Collection entries
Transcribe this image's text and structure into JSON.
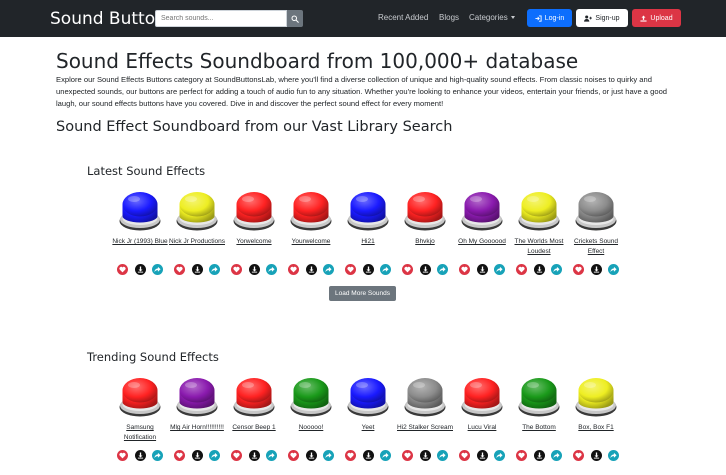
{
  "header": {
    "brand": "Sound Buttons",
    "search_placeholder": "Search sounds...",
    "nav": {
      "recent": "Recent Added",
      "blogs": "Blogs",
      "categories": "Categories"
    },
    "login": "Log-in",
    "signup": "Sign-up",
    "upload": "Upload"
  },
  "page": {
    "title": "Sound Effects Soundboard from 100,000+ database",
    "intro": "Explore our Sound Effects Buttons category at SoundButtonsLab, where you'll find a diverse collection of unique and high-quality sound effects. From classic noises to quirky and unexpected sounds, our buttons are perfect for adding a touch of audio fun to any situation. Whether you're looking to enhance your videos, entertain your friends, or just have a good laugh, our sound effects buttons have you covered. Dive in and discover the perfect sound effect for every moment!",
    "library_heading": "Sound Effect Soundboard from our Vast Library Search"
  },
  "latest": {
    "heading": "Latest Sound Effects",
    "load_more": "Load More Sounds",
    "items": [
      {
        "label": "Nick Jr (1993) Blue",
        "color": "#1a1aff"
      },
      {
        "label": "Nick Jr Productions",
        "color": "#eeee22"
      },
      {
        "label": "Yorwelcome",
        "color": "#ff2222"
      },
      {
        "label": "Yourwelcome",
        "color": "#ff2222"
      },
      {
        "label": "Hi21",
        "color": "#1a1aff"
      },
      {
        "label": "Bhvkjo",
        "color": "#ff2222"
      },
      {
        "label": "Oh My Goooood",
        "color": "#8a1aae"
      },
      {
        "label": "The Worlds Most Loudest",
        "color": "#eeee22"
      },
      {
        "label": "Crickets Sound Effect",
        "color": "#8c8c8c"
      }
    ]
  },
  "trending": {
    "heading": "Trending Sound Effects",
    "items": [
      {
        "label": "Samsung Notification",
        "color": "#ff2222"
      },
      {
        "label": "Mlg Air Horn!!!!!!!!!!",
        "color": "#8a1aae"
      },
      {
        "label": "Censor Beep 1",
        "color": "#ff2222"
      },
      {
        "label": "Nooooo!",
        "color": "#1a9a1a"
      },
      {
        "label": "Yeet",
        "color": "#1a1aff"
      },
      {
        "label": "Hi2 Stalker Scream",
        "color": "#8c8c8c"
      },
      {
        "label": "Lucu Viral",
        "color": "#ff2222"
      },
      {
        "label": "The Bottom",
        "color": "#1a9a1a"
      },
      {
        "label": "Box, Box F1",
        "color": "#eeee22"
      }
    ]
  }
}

What the exercise asks: Repeat the records above exactly, omitting every picture.

Answer space:
Transcribe this image's text and structure into JSON.
{
  "header": {
    "brand": "Sound Buttons",
    "search_placeholder": "Search sounds...",
    "nav": {
      "recent": "Recent Added",
      "blogs": "Blogs",
      "categories": "Categories"
    },
    "login": "Log-in",
    "signup": "Sign-up",
    "upload": "Upload"
  },
  "page": {
    "title": "Sound Effects Soundboard from 100,000+ database",
    "intro": "Explore our Sound Effects Buttons category at SoundButtonsLab, where you'll find a diverse collection of unique and high-quality sound effects. From classic noises to quirky and unexpected sounds, our buttons are perfect for adding a touch of audio fun to any situation. Whether you're looking to enhance your videos, entertain your friends, or just have a good laugh, our sound effects buttons have you covered. Dive in and discover the perfect sound effect for every moment!",
    "library_heading": "Sound Effect Soundboard from our Vast Library Search"
  },
  "latest": {
    "heading": "Latest Sound Effects",
    "load_more": "Load More Sounds",
    "items": [
      {
        "label": "Nick Jr (1993) Blue",
        "color": "#1a1aff"
      },
      {
        "label": "Nick Jr Productions",
        "color": "#eeee22"
      },
      {
        "label": "Yorwelcome",
        "color": "#ff2222"
      },
      {
        "label": "Yourwelcome",
        "color": "#ff2222"
      },
      {
        "label": "Hi21",
        "color": "#1a1aff"
      },
      {
        "label": "Bhvkjo",
        "color": "#ff2222"
      },
      {
        "label": "Oh My Goooood",
        "color": "#8a1aae"
      },
      {
        "label": "The Worlds Most Loudest",
        "color": "#eeee22"
      },
      {
        "label": "Crickets Sound Effect",
        "color": "#8c8c8c"
      }
    ]
  },
  "trending": {
    "heading": "Trending Sound Effects",
    "items": [
      {
        "label": "Samsung Notification",
        "color": "#ff2222"
      },
      {
        "label": "Mlg Air Horn!!!!!!!!!!",
        "color": "#8a1aae"
      },
      {
        "label": "Censor Beep 1",
        "color": "#ff2222"
      },
      {
        "label": "Nooooo!",
        "color": "#1a9a1a"
      },
      {
        "label": "Yeet",
        "color": "#1a1aff"
      },
      {
        "label": "Hi2 Stalker Scream",
        "color": "#8c8c8c"
      },
      {
        "label": "Lucu Viral",
        "color": "#ff2222"
      },
      {
        "label": "The Bottom",
        "color": "#1a9a1a"
      },
      {
        "label": "Box, Box F1",
        "color": "#eeee22"
      }
    ]
  }
}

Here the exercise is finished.